▶ _Task requirements_: Extract every record, keeping each one exactly as it is.

▶ _Given records_:
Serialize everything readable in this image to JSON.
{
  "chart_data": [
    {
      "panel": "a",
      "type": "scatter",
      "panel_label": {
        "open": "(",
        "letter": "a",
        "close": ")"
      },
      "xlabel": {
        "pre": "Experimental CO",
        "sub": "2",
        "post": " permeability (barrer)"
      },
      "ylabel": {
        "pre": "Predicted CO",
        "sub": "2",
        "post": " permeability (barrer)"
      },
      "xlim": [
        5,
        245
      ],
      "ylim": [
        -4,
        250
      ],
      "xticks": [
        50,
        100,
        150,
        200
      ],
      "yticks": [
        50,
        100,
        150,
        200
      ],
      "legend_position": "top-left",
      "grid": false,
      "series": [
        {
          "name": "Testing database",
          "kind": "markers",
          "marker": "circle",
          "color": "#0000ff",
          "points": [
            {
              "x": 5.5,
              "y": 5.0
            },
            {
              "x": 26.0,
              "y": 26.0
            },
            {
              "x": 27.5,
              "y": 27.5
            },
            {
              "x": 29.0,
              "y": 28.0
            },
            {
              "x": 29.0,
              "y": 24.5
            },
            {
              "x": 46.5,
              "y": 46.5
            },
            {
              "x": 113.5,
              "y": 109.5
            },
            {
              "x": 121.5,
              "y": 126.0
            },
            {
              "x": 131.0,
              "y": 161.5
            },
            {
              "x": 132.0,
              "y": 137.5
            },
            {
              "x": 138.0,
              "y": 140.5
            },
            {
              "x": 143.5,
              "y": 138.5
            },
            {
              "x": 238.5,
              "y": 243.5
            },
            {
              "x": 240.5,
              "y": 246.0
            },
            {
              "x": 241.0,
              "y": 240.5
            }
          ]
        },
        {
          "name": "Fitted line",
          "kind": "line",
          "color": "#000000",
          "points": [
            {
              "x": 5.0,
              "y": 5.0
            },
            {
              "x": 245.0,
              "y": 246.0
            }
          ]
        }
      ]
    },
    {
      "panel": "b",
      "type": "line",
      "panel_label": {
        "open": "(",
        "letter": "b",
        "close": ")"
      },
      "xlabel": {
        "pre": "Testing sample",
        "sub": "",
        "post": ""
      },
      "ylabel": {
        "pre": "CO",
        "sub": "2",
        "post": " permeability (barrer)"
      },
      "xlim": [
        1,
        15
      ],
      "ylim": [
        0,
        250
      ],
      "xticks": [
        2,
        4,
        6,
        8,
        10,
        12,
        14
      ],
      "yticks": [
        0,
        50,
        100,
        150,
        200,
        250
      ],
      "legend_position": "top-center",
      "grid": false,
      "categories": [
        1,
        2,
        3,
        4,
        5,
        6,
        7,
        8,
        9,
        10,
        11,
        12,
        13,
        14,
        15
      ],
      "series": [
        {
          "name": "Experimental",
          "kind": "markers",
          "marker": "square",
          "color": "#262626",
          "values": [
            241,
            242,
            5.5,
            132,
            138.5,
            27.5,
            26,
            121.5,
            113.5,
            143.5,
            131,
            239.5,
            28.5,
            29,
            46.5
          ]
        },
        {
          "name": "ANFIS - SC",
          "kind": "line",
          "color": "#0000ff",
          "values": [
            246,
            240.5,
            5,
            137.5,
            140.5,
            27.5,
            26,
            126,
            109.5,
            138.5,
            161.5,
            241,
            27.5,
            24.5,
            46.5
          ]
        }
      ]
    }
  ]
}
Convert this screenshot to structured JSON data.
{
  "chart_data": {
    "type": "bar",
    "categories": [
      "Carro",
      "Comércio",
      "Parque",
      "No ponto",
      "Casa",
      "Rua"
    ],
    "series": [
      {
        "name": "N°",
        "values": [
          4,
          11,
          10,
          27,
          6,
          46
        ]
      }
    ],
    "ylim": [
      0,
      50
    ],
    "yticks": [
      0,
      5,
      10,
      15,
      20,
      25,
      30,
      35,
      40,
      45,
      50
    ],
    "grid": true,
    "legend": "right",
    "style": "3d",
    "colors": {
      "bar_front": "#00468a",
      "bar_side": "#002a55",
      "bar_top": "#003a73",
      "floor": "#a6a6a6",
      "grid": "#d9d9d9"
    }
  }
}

▶ _Solution to the exercise_:
Serialize everything readable in this image to JSON.
{
  "chart_data": [
    {
      "panel": "a",
      "type": "scatter",
      "panel_label": {
        "open": "(",
        "letter": "a",
        "close": ")"
      },
      "xlabel": {
        "pre": "Experimental CO",
        "sub": "2",
        "post": " permeability (barrer)"
      },
      "ylabel": {
        "pre": "Predicted CO",
        "sub": "2",
        "post": " permeability (barrer)"
      },
      "xlim": [
        5,
        245
      ],
      "ylim": [
        -4,
        250
      ],
      "xticks": [
        50,
        100,
        150,
        200
      ],
      "yticks": [
        50,
        100,
        150,
        200
      ],
      "legend_position": "top-left",
      "grid": false,
      "series": [
        {
          "name": "Testing database",
          "kind": "markers",
          "marker": "circle",
          "color": "#0000ff",
          "points": [
            {
              "x": 5.5,
              "y": 5.0
            },
            {
              "x": 26.0,
              "y": 26.0
            },
            {
              "x": 27.5,
              "y": 27.5
            },
            {
              "x": 29.0,
              "y": 28.0
            },
            {
              "x": 29.0,
              "y": 24.5
            },
            {
              "x": 46.5,
              "y": 46.5
            },
            {
              "x": 113.5,
              "y": 109.5
            },
            {
              "x": 121.5,
              "y": 126.0
            },
            {
              "x": 131.0,
              "y": 161.5
            },
            {
              "x": 132.0,
              "y": 137.5
            },
            {
              "x": 138.0,
              "y": 140.5
            },
            {
              "x": 143.5,
              "y": 138.5
            },
            {
              "x": 238.5,
              "y": 243.5
            },
            {
              "x": 240.5,
              "y": 246.0
            },
            {
              "x": 241.0,
              "y": 240.5
            }
          ]
        },
        {
          "name": "Fitted line",
          "kind": "line",
          "color": "#000000",
          "points": [
            {
              "x": 5.0,
              "y": 5.0
            },
            {
              "x": 245.0,
              "y": 246.0
            }
          ]
        }
      ]
    },
    {
      "panel": "b",
      "type": "line",
      "panel_label": {
        "open": "(",
        "letter": "b",
        "close": ")"
      },
      "xlabel": {
        "pre": "Testing sample",
        "sub": "",
        "post": ""
      },
      "ylabel": {
        "pre": "CO",
        "sub": "2",
        "post": " permeability (barrer)"
      },
      "xlim": [
        1,
        15
      ],
      "ylim": [
        0,
        250
      ],
      "xticks": [
        2,
        4,
        6,
        8,
        10,
        12,
        14
      ],
      "yticks": [
        0,
        50,
        100,
        150,
        200,
        250
      ],
      "legend_position": "top-center",
      "grid": false,
      "categories": [
        1,
        2,
        3,
        4,
        5,
        6,
        7,
        8,
        9,
        10,
        11,
        12,
        13,
        14,
        15
      ],
      "series": [
        {
          "name": "Experimental",
          "kind": "markers",
          "marker": "square",
          "color": "#262626",
          "values": [
            241,
            242,
            5.5,
            132,
            138.5,
            27.5,
            26,
            121.5,
            113.5,
            143.5,
            131,
            239.5,
            28.5,
            29,
            46.5
          ]
        },
        {
          "name": "ANFIS - SC",
          "kind": "line",
          "color": "#0000ff",
          "values": [
            246,
            240.5,
            5,
            137.5,
            140.5,
            27.5,
            26,
            126,
            109.5,
            138.5,
            161.5,
            241,
            27.5,
            24.5,
            46.5
          ]
        }
      ]
    }
  ]
}
Convert this screenshot to structured JSON data.
{
  "chart_data": {
    "type": "bar",
    "categories": [
      "Carro",
      "Comércio",
      "Parque",
      "No ponto",
      "Casa",
      "Rua"
    ],
    "series": [
      {
        "name": "N°",
        "values": [
          4,
          11,
          10,
          27,
          6,
          46
        ]
      }
    ],
    "ylim": [
      0,
      50
    ],
    "yticks": [
      0,
      5,
      10,
      15,
      20,
      25,
      30,
      35,
      40,
      45,
      50
    ],
    "grid": true,
    "legend": "right",
    "style": "3d",
    "colors": {
      "bar_front": "#00468a",
      "bar_side": "#002a55",
      "bar_top": "#003a73",
      "floor": "#a6a6a6",
      "grid": "#d9d9d9"
    }
  }
}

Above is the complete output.